_Selected passage_:

○ ○ ○ ○

Jared FitzGerald in Vietnam 1965

My oldest brother went to Viet Nam when I was in elementary school. I still didn't have much use for history or wars and much preferred playing house or dolls, and school. I couldn't figure out why men fought all the time instead of just working things out. But of course, Viet Nam changed the perspective of the entire country, not just baby boomers, and nothing was clear any more. The war seemed unwise to my immature mind, but it was scary, and I mostly turned away. I wrote goofy letters to my brother, listened to the occasional reel-to-reel tape he would send, and boasted about him being in the Air Force to anyone who would listen. All I knew was that my brother was in danger and many civilians were dying right along with soldiers. Oh dear. Hard to raise a flag over slaughtered women and children. Still, the flag was a comforting reminder of the freedom we were able to enjoy. It represented our ideals, not stark reality. You don't only wave it when times are clear and solutions easy. You wave it to show that as long as we continue to be a team, with common goals and compromise, we'll be proved right and all will work out–the founding fathers will be vindicated. I waved the flag, supported the veterans and was very, very grateful when my brother returned home. My other brother came of age later in the war, when things were not going well and it was apparent to many that it was an unwise war. He managed to avoid the draft. I understood how he felt, as well, but never stopped waving that flag. 

Today Memorial Day today seems rife with anger and accusation, one political party constantly accusing the other of sowing seeds of revolution. The memories are fresh and raw, and it's the veterans themselves who weep while recounting their experiences and mourning their fallen comrades. Waving the flag can seem filled with vengeance and hatred for the enemy, rather than a common rallying cry. People carry on banale conversations during the services, completely oblivious to why they have even joined together this day. This year, as a prayer was being offered, a man behind me said, "So, how's the potty training going?" 

Memorial Day 2010, "Family Planting"

While planting flowers at the cemetery this weekend it occurred to me that my strong positive feelings toward my country and my flag are ignored by many in the country. Half of the country believes that because I am a Democrat I must hate the flag, hate America, love communism, want the downfall of the United States. How can this be? I thought we were on the same team? I wave my flag more frantically. "I'm with you! We're on the same team!"

OK, yes, I have a thing about flags. I like big ones, and I'm going to continue to wave mine as long and hard as I can. After 911 I got a gigantic one that had flown over the US Capitol and donated it to my DAR Chapter when my term as Regent was up. I have little ones that I like to put in my garden on appropriate holidays. But I have grown up and now see that the flag is not a wand: waving it does not banish problems: that will take some growing up for all of us. It's time to stop the name calling, put on our thinking caps and come up with some positive solutions. Wave a flag to show your solidarity with the basic values of American culture. E Pluribus Unum!

○ ○ ○ ○

_Exercise requirements_:
1. In the Memorial Day essay, what did the writer donate to the DAR Chapter after the term as Regent ended?
2. Rewrite the Memorial Day essay starting at "OK, yes, I have" and ending at "E Pluribus Unum!", swapping "garden" for "yard".
You won't need the dataset items.

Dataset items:
○ ○ ○ ○

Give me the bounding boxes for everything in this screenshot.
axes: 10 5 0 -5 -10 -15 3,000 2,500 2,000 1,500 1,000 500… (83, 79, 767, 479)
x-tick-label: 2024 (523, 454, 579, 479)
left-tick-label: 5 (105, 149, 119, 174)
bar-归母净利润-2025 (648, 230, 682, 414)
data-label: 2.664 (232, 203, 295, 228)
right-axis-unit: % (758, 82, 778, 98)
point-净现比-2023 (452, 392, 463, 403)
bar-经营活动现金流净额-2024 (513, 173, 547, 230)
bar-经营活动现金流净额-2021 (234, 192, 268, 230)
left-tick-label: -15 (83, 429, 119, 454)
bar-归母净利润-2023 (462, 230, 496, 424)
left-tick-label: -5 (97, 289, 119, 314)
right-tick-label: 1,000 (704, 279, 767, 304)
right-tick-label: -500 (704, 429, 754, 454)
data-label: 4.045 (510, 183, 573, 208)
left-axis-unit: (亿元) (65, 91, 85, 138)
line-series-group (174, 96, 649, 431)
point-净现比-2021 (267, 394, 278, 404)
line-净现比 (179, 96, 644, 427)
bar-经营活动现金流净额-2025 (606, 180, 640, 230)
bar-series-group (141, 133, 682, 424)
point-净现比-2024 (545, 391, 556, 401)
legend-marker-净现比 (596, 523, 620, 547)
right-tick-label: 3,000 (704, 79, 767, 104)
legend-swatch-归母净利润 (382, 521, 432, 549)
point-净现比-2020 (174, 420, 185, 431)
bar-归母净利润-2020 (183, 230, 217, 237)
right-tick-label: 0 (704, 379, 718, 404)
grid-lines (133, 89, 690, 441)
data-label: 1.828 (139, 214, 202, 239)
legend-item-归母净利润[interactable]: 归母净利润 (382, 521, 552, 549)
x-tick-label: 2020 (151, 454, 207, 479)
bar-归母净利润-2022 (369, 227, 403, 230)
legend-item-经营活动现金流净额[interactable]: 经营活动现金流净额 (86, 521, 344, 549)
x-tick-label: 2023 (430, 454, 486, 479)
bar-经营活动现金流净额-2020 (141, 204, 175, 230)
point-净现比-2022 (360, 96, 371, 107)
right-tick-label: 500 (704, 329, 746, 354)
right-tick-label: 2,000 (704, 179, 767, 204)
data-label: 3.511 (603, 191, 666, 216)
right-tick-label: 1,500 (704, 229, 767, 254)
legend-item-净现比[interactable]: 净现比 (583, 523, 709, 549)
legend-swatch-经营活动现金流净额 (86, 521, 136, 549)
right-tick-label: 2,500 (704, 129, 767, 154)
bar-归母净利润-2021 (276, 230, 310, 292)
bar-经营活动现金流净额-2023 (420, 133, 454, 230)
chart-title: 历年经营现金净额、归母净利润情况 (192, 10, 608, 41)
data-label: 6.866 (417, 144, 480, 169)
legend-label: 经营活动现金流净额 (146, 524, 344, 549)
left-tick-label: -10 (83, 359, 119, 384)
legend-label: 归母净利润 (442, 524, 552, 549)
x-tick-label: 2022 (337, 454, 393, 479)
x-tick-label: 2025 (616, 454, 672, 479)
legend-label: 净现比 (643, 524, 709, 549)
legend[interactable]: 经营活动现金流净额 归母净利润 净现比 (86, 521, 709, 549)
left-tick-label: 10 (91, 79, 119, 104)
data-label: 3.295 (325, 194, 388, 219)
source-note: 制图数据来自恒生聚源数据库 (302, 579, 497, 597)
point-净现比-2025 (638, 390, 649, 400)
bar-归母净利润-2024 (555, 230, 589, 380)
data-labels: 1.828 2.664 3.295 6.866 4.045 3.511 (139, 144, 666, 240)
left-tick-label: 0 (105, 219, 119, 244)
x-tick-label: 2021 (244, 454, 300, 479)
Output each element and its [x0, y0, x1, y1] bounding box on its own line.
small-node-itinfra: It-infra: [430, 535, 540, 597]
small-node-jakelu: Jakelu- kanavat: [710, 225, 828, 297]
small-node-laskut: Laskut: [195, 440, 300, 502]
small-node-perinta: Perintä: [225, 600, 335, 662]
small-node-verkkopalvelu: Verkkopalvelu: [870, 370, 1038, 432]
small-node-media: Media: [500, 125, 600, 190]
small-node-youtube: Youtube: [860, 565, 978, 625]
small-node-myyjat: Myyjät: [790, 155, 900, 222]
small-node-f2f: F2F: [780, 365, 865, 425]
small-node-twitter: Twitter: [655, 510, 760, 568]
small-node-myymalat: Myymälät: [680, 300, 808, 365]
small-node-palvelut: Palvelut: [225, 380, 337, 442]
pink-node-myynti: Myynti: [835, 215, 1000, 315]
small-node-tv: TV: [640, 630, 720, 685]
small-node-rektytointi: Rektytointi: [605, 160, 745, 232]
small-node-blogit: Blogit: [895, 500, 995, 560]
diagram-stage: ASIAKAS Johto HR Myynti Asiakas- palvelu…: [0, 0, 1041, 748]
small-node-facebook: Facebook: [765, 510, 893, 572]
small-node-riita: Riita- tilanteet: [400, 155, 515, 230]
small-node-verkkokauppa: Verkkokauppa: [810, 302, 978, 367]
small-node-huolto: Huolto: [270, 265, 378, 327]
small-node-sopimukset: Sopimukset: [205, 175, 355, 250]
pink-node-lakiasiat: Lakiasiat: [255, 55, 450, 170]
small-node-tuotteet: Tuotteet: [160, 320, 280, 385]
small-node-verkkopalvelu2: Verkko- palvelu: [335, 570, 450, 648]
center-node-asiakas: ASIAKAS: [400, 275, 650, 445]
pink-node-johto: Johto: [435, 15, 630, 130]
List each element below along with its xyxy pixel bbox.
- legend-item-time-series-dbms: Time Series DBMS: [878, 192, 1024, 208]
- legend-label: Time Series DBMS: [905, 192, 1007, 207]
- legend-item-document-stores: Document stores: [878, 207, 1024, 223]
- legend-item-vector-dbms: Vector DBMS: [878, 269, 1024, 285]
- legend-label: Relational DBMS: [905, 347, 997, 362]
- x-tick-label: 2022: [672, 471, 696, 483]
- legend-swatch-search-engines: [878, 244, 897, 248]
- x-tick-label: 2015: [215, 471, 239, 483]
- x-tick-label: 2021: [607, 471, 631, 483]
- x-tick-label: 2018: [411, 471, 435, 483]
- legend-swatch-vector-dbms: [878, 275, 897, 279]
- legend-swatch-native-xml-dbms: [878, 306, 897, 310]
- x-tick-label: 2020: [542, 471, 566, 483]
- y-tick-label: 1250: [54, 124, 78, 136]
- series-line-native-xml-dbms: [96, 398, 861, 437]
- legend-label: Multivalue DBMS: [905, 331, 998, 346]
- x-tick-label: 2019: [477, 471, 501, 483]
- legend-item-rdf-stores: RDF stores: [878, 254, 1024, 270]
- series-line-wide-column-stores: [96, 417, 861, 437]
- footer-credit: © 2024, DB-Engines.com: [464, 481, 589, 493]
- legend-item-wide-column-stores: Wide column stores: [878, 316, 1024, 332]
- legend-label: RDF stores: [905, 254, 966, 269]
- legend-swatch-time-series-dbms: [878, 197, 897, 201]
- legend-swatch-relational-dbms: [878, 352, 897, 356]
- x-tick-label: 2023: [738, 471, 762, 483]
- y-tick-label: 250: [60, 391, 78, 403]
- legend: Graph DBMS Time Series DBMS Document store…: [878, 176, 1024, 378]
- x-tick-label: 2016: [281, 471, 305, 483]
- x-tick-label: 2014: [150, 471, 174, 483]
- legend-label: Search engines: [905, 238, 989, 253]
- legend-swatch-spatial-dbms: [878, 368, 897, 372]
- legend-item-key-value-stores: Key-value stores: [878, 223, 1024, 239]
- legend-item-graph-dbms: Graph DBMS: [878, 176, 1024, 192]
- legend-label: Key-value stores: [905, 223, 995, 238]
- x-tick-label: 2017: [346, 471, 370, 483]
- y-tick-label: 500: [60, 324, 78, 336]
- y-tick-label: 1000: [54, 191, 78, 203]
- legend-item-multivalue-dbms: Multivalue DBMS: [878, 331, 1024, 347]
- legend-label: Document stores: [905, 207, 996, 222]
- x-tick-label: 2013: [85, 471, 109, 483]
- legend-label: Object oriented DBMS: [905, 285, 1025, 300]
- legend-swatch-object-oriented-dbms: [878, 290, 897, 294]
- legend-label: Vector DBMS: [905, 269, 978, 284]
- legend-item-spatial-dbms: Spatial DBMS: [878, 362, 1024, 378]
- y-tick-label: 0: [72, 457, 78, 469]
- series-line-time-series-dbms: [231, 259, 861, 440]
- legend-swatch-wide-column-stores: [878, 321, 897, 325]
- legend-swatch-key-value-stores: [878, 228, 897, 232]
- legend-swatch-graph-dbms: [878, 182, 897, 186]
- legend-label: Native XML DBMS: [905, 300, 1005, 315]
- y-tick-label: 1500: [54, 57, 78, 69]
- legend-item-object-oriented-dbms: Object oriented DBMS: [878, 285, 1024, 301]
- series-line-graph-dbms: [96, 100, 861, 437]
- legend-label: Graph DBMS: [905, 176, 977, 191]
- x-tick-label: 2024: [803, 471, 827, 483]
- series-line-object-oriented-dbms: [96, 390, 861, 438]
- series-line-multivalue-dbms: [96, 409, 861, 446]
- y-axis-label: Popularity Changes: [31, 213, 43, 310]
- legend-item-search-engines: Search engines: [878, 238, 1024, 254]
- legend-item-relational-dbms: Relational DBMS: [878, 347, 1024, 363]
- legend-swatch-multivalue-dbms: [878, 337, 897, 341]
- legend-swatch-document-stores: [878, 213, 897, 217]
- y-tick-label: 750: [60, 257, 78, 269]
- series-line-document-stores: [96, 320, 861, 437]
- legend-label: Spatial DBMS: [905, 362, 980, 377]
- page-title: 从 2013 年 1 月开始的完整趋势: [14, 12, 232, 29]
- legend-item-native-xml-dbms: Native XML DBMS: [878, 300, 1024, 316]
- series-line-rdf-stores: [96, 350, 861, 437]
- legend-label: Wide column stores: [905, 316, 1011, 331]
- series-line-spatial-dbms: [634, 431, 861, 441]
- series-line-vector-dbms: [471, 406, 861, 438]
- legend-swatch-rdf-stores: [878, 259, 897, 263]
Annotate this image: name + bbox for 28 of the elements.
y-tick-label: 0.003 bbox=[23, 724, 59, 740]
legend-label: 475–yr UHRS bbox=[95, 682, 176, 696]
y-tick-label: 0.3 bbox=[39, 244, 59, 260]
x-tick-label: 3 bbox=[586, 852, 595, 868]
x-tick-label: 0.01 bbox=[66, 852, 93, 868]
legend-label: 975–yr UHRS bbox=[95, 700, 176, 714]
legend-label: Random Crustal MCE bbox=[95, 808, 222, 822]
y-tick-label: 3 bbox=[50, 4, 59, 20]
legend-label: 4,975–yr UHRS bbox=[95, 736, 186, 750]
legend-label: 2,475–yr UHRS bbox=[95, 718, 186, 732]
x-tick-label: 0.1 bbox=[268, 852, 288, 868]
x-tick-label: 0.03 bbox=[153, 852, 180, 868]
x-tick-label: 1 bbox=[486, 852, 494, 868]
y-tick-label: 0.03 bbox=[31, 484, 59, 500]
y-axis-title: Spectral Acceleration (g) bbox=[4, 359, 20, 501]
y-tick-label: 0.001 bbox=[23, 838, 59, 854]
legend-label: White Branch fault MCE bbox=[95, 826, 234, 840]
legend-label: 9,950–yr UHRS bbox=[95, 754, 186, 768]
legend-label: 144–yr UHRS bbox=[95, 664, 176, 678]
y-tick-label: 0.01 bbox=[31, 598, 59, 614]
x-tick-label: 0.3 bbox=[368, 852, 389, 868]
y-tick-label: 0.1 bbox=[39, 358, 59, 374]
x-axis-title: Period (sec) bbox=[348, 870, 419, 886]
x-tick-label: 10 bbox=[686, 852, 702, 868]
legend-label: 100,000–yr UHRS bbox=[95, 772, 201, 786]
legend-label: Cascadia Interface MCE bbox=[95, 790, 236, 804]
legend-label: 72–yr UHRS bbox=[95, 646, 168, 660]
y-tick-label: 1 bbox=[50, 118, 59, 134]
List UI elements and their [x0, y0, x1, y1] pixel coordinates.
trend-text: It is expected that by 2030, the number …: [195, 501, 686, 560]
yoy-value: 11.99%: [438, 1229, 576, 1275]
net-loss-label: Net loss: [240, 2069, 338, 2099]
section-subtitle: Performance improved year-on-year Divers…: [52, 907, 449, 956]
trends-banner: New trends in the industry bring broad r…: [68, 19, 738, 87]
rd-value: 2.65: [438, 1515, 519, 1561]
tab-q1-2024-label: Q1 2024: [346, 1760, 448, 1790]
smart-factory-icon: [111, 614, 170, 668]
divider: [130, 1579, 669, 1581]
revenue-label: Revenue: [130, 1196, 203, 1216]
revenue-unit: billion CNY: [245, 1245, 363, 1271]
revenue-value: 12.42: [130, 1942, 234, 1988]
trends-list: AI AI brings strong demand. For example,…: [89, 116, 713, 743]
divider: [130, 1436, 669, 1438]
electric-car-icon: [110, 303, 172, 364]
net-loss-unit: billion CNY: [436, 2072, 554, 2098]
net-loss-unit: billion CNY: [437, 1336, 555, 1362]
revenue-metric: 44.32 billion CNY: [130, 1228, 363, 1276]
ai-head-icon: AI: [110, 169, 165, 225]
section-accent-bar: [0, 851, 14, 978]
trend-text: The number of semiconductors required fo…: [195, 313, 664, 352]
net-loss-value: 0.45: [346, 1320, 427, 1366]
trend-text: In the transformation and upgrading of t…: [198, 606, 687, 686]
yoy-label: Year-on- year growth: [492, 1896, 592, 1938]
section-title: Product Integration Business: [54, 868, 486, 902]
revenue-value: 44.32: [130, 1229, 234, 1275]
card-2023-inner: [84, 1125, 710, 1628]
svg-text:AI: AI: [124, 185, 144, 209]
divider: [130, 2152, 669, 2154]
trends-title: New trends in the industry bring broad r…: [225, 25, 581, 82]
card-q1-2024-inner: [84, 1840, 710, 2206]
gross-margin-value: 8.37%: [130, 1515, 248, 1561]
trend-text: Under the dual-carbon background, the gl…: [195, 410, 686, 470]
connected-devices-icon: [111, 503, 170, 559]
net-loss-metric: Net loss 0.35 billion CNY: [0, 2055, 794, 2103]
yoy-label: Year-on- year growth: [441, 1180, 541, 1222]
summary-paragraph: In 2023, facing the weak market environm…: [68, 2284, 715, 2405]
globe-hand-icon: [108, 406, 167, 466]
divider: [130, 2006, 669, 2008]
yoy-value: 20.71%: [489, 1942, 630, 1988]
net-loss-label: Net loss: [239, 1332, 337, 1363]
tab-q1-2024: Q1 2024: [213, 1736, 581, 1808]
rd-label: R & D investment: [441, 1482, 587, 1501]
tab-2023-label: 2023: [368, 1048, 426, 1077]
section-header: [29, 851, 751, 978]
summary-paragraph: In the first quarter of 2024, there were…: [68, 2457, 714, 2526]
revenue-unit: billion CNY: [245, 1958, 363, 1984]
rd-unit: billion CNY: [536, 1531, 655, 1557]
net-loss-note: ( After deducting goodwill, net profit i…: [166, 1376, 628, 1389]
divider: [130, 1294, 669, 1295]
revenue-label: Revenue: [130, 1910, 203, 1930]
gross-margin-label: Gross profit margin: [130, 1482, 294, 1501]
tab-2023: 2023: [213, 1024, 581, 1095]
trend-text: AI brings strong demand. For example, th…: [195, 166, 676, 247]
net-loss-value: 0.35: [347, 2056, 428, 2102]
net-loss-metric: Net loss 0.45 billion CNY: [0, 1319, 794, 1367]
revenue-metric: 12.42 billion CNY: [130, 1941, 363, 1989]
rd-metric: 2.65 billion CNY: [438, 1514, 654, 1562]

○ ○ ○ ○

_List of answers_:
1. A gigantic flag that had flown over the US Capitol.

2.
OK, yes, I have a thing about flags. I like big ones, and I'm going to continue to wave mine as long and hard as I can. After 911 I got a gigantic one that had flown over the US Capitol and donated it to my DAR Chapter when my term as Regent was up. I have little ones that I like to put in my yard on appropriate holidays. But I have grown up and now see that the flag is not a wand: waving it does not banish problems: that will take some growing up for all of us. It's time to stop the name calling, put on our thinking caps and come up with some positive solutions. Wave a flag to show your solidarity with the basic values of American culture. E Pluribus Unum!